_Exercise_: Return each line of the listing that contains the string "image".

_Data for the task_:
☆ ☆ ☆ ☆
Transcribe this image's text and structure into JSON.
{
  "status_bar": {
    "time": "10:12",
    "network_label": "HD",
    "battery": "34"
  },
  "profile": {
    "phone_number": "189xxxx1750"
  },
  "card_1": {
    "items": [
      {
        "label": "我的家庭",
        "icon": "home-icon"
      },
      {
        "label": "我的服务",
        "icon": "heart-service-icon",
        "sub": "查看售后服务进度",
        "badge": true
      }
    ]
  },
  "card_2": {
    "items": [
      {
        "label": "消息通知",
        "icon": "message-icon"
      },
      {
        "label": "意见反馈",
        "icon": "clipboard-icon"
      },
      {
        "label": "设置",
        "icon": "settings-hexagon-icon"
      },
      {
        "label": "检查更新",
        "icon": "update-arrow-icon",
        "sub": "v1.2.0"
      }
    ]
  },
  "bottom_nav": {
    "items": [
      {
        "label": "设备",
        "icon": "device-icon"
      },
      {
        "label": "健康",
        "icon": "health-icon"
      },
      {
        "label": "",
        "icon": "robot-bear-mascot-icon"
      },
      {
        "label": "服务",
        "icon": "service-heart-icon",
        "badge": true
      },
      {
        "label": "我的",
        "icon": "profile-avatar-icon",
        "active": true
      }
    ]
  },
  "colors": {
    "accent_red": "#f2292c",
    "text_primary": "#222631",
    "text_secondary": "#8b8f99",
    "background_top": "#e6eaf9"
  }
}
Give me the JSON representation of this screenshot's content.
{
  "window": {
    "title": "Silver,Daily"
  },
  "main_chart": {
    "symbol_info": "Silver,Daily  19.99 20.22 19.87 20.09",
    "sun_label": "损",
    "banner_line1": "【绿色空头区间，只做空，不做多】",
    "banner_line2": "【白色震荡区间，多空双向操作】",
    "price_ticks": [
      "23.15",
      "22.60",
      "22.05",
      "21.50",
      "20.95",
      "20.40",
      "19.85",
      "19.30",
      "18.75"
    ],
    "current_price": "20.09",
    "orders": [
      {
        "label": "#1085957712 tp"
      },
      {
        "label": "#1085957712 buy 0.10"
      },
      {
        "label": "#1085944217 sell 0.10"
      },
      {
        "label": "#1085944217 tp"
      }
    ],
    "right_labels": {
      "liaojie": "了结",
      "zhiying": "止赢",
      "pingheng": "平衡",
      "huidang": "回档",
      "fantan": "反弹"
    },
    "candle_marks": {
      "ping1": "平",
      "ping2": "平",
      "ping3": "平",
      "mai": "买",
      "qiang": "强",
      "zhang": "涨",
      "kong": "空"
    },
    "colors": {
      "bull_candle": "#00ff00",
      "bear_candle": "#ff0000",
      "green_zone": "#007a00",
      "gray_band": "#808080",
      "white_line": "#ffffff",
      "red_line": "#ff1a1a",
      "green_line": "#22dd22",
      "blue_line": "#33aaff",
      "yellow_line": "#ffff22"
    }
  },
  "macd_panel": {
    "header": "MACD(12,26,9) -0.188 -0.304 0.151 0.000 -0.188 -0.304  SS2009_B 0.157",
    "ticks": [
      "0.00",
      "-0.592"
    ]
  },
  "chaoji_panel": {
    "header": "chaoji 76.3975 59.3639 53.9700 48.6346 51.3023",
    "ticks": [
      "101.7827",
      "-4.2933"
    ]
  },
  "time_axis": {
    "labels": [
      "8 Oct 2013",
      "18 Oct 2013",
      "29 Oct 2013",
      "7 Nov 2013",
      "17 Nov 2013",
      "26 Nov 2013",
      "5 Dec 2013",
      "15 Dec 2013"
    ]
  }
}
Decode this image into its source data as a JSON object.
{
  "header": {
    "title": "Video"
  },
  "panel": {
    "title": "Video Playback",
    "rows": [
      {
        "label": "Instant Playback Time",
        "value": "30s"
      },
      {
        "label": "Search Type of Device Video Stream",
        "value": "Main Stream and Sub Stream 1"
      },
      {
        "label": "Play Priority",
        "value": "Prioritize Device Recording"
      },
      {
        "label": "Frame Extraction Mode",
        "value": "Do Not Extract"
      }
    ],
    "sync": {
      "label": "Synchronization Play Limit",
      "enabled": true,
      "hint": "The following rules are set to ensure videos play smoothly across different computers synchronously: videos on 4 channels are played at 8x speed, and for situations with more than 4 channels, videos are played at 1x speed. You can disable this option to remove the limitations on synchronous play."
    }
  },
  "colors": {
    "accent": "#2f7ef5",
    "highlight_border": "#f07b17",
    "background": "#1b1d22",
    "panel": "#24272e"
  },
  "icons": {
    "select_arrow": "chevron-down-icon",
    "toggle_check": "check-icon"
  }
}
☆ ☆ ☆ ☆
_Final answer_:
Transcribe this image's text and structure into JSON.
Decode this image into its source data as a JSON object.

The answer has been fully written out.